■ WORK INSTRUCTIONS:
Find each line with the string "environments" and copy it.

■ EXTRACTED DATA:
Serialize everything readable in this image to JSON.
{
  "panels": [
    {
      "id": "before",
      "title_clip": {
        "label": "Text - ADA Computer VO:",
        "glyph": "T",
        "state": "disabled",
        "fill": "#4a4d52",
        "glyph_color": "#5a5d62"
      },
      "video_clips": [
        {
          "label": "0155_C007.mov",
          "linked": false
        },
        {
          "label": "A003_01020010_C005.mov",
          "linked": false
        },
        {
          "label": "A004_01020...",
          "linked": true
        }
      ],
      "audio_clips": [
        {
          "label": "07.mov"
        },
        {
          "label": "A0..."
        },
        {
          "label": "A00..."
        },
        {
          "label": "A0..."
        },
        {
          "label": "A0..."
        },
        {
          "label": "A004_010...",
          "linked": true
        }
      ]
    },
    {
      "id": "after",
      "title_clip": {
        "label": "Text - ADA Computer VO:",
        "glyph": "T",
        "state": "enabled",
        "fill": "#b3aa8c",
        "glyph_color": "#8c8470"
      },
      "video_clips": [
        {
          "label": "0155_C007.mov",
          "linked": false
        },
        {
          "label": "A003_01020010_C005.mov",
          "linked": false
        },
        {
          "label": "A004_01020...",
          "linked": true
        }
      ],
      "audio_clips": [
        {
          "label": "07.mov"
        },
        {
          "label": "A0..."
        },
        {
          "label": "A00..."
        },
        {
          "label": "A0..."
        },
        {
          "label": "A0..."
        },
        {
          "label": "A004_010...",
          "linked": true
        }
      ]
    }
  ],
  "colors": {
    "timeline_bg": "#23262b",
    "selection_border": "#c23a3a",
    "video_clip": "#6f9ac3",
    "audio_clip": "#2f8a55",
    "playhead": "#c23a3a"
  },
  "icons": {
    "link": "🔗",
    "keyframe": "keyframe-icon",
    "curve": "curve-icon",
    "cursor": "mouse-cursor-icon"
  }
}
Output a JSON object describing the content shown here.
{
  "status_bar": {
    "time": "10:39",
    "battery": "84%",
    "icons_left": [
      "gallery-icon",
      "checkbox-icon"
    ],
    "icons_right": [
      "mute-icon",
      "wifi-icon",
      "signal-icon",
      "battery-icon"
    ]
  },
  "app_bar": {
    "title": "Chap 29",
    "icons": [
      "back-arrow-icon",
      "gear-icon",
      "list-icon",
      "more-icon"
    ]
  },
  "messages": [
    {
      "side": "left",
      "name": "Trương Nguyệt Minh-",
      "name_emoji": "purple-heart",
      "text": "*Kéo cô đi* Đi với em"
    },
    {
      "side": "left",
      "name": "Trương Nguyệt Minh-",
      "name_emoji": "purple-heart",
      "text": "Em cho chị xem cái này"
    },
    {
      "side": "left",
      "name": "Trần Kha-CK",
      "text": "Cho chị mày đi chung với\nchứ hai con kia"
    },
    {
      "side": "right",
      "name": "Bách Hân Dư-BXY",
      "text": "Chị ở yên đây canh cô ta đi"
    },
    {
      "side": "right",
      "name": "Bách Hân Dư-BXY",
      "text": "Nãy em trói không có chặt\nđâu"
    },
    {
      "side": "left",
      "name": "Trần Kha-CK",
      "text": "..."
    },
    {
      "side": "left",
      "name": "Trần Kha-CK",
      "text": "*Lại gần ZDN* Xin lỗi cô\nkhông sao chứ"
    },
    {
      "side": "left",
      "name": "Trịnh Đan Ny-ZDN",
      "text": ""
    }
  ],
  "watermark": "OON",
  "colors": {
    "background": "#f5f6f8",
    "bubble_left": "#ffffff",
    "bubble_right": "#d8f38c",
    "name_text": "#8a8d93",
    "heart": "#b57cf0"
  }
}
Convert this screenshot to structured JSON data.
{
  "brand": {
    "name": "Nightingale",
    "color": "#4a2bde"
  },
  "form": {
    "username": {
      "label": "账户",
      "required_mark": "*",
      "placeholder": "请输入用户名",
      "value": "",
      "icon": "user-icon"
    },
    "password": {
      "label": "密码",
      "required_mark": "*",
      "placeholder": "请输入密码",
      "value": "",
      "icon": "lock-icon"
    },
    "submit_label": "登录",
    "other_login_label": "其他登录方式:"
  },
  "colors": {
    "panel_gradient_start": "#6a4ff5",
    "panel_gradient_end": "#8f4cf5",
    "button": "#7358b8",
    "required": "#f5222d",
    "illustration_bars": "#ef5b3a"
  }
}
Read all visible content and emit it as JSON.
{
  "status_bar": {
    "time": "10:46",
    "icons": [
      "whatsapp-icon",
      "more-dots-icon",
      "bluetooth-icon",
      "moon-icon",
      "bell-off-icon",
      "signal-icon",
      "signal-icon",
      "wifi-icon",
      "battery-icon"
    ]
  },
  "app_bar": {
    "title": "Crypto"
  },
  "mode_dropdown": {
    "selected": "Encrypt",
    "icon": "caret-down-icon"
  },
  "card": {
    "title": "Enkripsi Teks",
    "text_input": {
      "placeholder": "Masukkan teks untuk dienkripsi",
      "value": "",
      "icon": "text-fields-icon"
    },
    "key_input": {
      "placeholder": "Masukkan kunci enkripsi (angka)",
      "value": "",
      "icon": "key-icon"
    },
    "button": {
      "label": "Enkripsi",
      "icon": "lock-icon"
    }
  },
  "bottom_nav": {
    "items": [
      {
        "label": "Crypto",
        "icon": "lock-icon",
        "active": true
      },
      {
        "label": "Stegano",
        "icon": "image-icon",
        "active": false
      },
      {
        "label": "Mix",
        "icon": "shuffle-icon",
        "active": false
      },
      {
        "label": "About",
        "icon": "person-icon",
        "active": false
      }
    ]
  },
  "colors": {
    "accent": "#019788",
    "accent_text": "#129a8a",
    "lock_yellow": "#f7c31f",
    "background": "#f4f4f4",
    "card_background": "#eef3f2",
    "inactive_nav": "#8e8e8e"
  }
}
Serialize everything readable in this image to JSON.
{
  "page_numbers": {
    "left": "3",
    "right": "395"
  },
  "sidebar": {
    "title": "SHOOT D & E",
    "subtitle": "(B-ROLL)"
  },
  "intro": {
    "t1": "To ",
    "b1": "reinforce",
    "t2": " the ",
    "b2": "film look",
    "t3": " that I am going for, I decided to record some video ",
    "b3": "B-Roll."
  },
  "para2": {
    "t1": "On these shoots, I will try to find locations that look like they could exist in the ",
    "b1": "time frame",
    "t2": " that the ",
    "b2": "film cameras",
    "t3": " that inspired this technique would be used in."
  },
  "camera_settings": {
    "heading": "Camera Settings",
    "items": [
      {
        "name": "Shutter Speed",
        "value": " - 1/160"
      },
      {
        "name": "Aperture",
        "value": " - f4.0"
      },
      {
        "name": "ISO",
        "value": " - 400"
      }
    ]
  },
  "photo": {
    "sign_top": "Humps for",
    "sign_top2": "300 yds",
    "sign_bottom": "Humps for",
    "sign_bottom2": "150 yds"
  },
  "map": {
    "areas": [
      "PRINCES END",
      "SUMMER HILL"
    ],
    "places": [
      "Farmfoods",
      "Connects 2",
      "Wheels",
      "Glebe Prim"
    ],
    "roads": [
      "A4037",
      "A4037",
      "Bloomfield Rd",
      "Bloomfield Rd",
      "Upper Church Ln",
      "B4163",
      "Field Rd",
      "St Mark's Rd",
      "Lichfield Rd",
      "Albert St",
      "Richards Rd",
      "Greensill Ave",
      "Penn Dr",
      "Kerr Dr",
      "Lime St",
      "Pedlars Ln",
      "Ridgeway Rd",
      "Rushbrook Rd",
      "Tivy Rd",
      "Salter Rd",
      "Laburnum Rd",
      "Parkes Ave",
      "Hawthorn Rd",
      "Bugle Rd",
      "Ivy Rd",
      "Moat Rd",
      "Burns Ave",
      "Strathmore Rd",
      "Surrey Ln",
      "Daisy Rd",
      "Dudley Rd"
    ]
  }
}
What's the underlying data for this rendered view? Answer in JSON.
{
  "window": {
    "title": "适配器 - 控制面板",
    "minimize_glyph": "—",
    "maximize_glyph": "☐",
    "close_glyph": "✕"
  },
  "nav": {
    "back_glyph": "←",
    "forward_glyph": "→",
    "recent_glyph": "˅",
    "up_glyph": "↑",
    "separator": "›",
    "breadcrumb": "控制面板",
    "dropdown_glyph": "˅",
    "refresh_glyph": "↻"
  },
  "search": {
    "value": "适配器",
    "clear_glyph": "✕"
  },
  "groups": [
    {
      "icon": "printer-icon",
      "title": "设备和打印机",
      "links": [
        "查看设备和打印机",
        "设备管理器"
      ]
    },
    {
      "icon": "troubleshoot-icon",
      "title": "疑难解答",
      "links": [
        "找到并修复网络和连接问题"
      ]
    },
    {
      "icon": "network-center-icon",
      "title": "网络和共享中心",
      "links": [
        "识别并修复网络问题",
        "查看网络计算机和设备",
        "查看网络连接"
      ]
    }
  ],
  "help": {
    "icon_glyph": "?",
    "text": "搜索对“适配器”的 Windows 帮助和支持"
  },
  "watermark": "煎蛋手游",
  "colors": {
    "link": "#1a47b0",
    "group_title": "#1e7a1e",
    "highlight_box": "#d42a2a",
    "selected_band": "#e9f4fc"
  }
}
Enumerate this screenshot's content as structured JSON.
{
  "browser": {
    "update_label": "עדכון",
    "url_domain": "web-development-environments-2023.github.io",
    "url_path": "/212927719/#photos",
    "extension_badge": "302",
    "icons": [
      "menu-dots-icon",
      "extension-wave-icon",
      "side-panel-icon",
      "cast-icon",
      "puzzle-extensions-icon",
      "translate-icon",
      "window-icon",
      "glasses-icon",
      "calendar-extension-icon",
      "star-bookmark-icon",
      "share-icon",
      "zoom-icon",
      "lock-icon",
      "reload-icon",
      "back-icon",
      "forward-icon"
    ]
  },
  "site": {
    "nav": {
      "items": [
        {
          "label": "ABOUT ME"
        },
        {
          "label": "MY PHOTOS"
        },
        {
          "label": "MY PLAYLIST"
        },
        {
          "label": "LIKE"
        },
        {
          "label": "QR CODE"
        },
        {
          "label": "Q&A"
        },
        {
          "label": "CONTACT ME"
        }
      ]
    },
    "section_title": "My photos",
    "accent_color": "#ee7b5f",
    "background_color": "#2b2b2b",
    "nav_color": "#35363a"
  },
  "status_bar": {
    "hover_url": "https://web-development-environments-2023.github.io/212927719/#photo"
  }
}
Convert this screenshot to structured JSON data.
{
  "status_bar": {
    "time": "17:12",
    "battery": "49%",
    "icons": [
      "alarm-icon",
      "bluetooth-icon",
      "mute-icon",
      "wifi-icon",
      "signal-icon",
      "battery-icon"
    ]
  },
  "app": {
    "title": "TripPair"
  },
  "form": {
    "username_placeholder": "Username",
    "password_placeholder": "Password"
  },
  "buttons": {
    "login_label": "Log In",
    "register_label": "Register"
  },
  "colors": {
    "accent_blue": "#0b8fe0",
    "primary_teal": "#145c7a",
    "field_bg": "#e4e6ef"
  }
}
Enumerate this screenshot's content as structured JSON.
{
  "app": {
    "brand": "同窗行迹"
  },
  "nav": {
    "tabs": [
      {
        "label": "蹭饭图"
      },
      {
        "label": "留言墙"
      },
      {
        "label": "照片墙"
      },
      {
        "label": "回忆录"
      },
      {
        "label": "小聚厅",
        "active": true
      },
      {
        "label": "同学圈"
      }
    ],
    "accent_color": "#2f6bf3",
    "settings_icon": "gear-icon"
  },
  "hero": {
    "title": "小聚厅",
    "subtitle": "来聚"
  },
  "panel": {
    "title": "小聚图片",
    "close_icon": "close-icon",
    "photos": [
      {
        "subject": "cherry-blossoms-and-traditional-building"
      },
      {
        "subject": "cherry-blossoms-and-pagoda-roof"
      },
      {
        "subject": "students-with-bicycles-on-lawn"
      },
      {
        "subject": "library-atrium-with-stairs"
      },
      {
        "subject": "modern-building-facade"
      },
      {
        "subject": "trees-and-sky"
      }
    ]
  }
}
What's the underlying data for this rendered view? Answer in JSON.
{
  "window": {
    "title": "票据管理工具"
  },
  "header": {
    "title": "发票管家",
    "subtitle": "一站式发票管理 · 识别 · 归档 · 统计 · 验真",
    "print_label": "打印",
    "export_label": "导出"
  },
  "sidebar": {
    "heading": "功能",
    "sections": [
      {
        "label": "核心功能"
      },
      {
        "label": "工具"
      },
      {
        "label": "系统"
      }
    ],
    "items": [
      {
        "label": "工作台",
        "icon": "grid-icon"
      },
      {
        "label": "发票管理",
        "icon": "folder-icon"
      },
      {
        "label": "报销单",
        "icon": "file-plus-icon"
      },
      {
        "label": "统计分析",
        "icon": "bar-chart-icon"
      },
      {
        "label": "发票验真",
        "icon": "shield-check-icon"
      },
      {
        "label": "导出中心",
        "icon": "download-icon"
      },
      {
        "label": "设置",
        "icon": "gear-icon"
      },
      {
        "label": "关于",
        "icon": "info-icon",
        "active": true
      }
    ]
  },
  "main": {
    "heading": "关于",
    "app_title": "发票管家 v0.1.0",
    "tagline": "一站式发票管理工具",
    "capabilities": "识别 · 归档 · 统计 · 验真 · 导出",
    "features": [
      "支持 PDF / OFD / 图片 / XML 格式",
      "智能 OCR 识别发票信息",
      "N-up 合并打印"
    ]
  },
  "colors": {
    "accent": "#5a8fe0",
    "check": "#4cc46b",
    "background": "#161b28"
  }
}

■ ANSWER IN FULL:
    "url_domain": "web-development-environments-2023.github.io",
    "hover_url": "https://web-development-environments-2023.github.io/212927719/#photo"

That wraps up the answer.